**Work to do:**
Consider the data that follows and state how many lines contain the string "cùng", using the number alone.
— Start —
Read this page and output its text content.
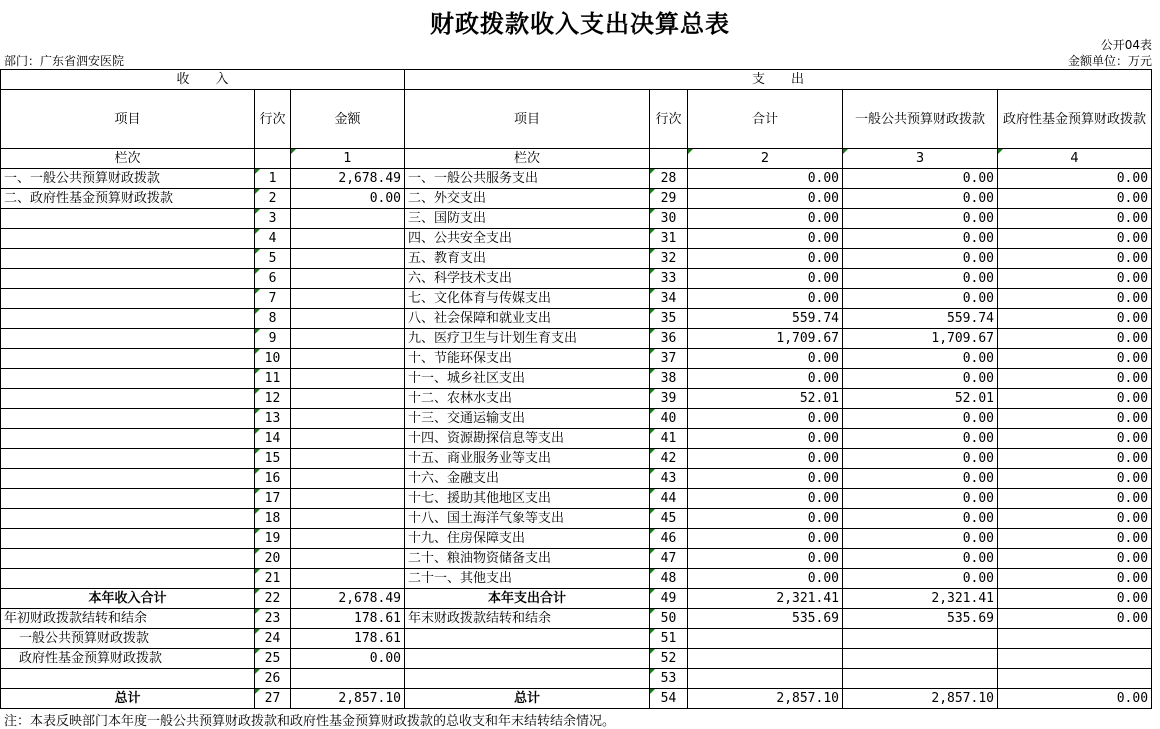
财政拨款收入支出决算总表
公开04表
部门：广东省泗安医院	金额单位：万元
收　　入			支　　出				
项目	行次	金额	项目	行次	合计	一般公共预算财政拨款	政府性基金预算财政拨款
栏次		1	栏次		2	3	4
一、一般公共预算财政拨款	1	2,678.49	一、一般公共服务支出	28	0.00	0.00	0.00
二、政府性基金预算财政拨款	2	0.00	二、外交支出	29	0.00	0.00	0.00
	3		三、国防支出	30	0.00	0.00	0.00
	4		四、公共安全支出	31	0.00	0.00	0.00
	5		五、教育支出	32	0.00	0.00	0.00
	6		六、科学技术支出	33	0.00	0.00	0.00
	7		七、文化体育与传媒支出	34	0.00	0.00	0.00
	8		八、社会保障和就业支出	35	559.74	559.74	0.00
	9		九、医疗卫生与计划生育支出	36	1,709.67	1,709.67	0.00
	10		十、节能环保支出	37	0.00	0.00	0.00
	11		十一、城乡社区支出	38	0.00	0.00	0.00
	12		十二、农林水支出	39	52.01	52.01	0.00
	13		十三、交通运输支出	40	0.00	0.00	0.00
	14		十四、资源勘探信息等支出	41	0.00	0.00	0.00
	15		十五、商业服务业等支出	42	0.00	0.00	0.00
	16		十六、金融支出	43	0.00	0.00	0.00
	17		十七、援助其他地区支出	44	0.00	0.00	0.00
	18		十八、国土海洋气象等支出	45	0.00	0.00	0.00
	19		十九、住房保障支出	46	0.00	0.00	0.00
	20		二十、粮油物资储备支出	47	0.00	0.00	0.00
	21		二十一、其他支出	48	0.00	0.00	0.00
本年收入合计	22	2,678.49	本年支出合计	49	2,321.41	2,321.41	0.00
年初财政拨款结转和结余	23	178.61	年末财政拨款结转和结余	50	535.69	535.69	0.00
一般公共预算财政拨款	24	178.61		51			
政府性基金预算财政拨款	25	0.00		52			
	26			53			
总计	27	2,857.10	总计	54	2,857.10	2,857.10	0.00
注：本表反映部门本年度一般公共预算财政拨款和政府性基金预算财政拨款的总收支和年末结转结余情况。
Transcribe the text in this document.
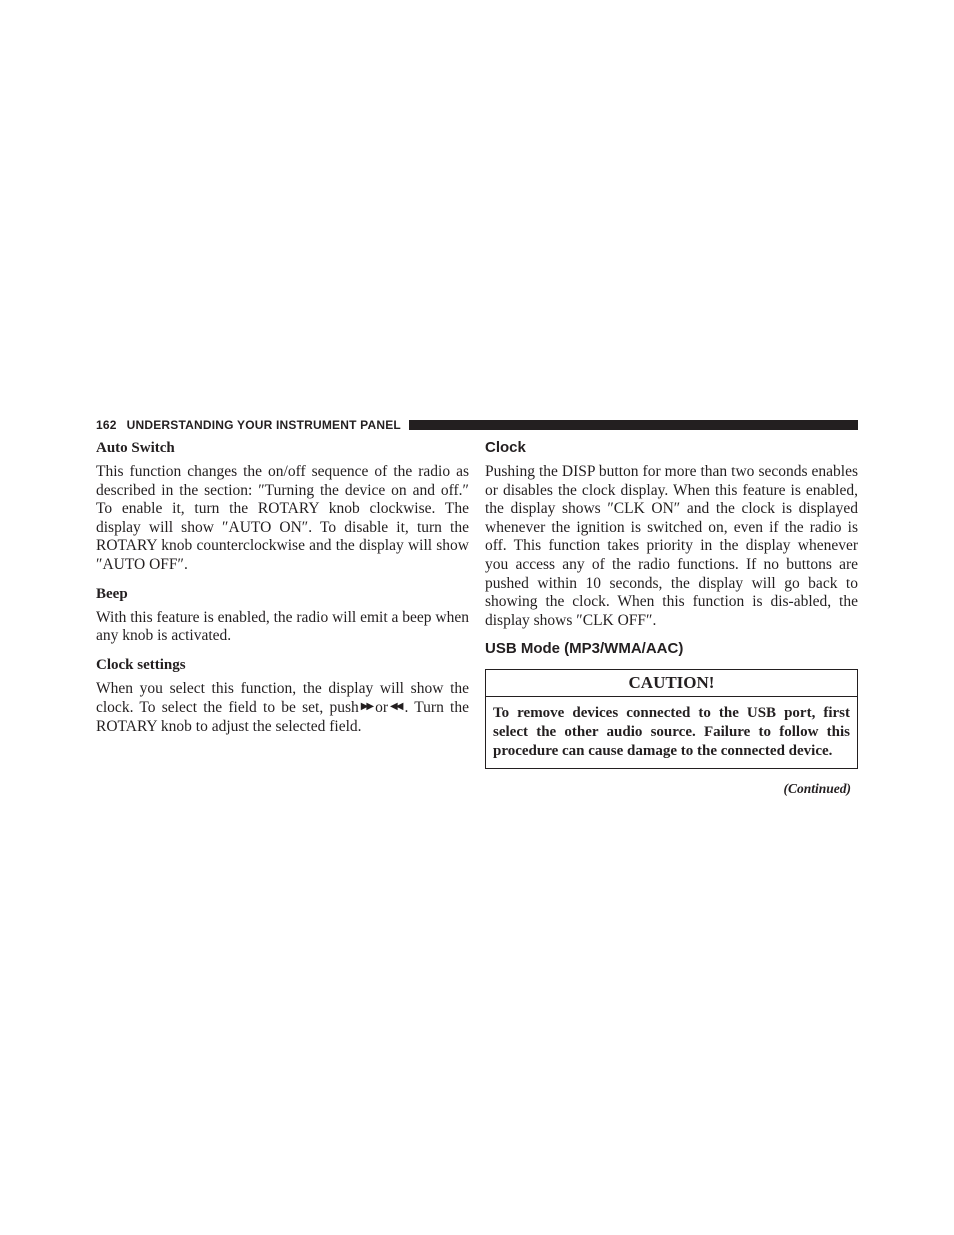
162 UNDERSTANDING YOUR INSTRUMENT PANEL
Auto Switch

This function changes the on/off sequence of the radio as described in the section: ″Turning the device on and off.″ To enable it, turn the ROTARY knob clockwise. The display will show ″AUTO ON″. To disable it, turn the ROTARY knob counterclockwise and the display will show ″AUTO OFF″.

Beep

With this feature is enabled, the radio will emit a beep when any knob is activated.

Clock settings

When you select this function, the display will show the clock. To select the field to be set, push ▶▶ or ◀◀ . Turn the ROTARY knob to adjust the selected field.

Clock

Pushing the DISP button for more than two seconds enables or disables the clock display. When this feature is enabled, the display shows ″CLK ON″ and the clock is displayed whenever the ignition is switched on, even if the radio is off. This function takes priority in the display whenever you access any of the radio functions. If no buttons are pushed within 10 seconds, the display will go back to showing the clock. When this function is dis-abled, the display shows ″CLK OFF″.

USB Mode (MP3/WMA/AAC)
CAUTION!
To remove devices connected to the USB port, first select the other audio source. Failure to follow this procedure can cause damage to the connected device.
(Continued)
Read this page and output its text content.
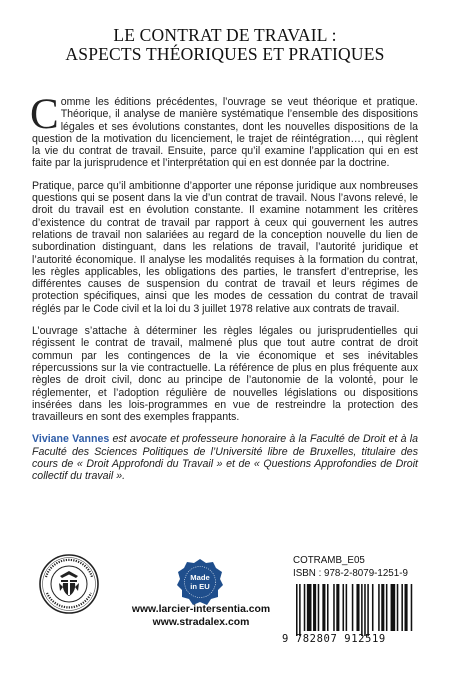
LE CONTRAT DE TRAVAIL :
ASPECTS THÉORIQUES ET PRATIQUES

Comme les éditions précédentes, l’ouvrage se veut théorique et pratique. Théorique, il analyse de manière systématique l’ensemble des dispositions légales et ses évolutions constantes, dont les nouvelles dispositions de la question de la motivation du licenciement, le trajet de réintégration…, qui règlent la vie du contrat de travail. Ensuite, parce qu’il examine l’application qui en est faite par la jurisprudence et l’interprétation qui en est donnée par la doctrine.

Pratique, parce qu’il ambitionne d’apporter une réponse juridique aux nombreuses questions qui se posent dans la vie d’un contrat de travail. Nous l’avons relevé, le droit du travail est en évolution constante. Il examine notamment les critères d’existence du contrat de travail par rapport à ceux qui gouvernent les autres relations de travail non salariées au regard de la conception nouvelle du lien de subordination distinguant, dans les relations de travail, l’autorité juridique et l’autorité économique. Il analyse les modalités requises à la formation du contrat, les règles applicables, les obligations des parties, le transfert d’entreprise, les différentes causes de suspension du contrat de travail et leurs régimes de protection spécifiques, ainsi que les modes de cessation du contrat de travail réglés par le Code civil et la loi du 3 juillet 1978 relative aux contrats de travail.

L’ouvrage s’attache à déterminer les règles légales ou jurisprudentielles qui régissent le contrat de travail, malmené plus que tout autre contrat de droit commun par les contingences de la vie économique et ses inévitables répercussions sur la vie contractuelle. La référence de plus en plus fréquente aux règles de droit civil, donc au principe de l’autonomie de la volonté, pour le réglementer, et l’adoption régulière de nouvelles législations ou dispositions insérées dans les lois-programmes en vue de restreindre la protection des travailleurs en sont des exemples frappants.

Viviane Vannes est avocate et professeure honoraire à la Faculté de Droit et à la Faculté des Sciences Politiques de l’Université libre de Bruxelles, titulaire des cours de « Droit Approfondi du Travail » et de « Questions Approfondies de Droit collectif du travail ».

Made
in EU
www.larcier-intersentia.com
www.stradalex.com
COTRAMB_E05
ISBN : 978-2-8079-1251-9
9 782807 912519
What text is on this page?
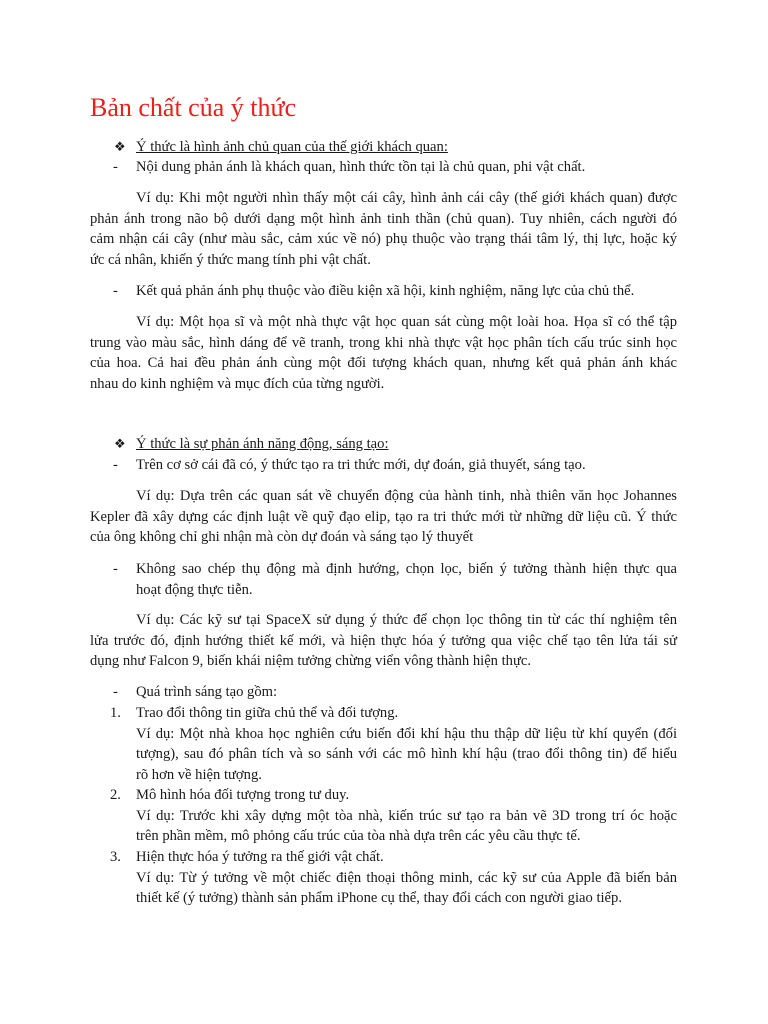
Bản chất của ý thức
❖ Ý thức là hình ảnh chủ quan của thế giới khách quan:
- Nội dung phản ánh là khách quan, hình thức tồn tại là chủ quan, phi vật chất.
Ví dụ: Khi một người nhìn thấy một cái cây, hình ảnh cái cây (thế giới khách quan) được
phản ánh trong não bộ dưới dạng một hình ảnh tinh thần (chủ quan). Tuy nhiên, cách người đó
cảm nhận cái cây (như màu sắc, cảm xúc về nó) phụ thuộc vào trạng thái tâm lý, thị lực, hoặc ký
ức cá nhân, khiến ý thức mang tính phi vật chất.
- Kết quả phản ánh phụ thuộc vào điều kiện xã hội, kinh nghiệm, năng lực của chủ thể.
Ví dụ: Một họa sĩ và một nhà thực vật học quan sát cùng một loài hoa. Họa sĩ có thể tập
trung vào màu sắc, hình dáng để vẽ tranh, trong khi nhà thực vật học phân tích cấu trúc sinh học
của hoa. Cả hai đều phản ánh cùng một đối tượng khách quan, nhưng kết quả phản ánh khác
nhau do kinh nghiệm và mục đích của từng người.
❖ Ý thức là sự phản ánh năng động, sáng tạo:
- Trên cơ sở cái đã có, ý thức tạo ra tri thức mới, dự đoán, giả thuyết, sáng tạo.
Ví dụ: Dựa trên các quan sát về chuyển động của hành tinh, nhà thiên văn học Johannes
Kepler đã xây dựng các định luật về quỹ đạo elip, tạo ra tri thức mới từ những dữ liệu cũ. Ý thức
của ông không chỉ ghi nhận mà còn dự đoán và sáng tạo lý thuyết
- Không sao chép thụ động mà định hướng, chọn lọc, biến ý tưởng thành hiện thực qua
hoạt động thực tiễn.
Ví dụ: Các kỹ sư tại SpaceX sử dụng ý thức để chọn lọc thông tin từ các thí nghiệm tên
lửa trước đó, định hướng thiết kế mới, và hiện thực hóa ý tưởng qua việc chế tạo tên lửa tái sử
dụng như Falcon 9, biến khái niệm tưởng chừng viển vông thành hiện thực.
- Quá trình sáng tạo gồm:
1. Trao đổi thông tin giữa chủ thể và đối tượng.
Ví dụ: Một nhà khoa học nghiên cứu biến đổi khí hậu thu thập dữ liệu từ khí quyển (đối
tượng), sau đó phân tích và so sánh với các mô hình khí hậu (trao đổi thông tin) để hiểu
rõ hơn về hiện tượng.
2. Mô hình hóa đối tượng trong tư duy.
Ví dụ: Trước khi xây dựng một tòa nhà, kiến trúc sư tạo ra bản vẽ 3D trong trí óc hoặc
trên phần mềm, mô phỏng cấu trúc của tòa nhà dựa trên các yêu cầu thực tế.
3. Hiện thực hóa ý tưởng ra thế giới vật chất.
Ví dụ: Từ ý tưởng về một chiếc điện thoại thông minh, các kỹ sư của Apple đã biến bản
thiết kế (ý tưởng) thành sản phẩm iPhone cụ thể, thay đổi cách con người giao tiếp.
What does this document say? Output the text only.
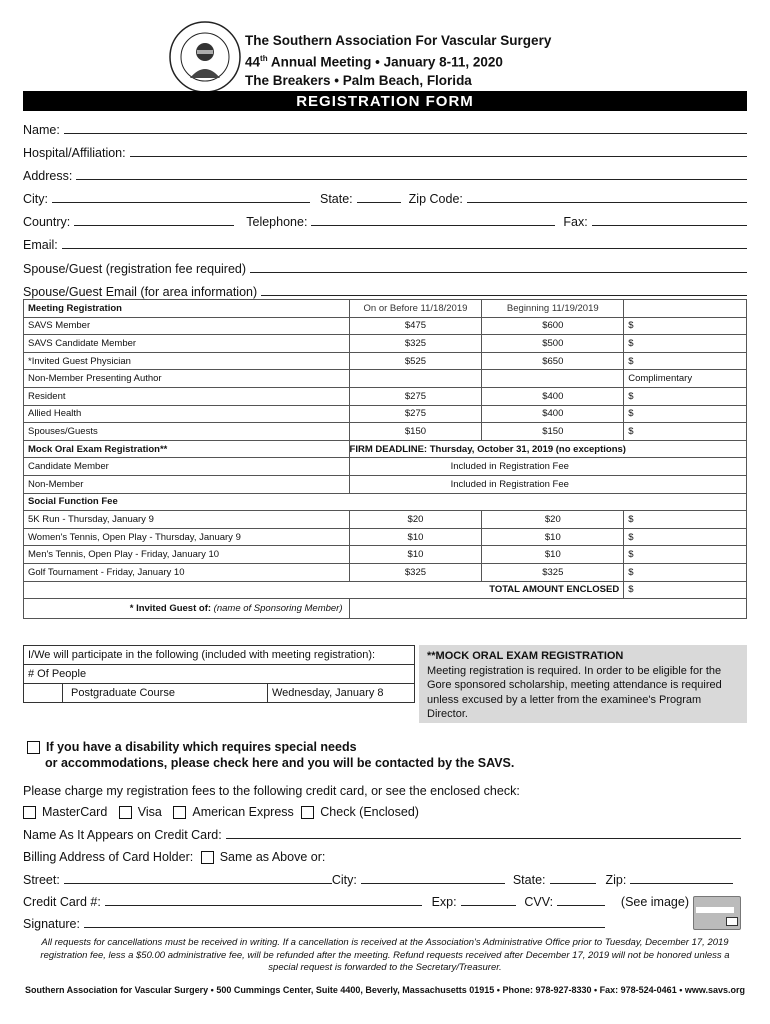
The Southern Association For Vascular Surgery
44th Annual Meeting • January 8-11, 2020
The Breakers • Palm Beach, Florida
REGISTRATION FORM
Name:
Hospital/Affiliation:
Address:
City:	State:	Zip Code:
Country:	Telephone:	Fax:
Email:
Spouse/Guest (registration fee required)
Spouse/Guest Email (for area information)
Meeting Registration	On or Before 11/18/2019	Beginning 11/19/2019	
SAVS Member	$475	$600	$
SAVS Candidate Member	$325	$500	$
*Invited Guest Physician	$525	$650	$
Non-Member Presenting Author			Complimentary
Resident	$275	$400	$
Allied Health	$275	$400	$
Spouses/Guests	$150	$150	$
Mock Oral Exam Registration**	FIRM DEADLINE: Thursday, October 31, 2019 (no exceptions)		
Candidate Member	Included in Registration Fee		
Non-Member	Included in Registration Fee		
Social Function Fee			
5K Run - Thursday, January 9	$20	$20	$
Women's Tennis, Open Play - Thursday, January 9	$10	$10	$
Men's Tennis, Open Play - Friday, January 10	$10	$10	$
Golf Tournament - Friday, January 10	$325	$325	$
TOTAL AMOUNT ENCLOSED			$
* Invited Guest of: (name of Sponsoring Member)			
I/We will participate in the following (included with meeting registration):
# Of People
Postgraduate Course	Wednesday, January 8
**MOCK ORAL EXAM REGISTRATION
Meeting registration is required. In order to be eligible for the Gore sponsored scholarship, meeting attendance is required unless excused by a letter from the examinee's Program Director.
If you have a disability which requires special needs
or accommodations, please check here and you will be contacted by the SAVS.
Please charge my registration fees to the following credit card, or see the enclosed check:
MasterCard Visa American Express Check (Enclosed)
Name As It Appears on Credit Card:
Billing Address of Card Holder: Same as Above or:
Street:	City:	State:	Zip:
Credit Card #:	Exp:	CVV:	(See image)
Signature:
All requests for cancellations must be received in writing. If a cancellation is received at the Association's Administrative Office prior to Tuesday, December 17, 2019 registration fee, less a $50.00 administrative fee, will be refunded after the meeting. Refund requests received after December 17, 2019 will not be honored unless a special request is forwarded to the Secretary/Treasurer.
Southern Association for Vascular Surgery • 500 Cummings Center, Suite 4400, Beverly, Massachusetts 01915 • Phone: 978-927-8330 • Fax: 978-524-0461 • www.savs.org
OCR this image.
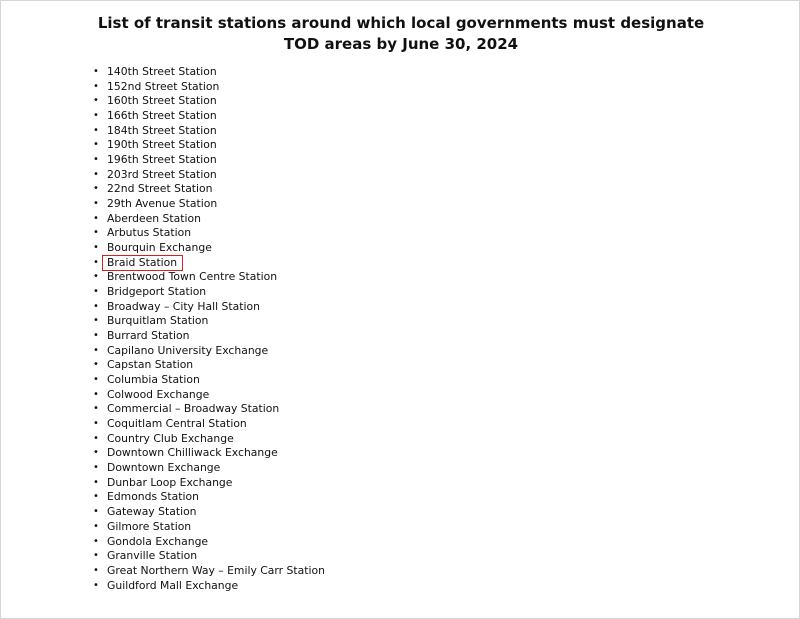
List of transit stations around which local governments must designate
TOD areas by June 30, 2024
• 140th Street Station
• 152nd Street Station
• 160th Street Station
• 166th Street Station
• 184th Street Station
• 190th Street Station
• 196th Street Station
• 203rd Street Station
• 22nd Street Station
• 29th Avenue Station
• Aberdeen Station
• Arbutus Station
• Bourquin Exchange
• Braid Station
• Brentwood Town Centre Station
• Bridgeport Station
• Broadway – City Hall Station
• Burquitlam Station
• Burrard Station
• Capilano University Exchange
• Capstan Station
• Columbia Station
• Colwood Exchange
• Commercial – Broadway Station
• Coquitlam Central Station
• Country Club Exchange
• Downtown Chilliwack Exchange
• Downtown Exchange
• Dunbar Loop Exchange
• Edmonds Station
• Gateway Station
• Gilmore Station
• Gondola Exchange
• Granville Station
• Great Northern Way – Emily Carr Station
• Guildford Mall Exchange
— End —
**Finished exercise:**
2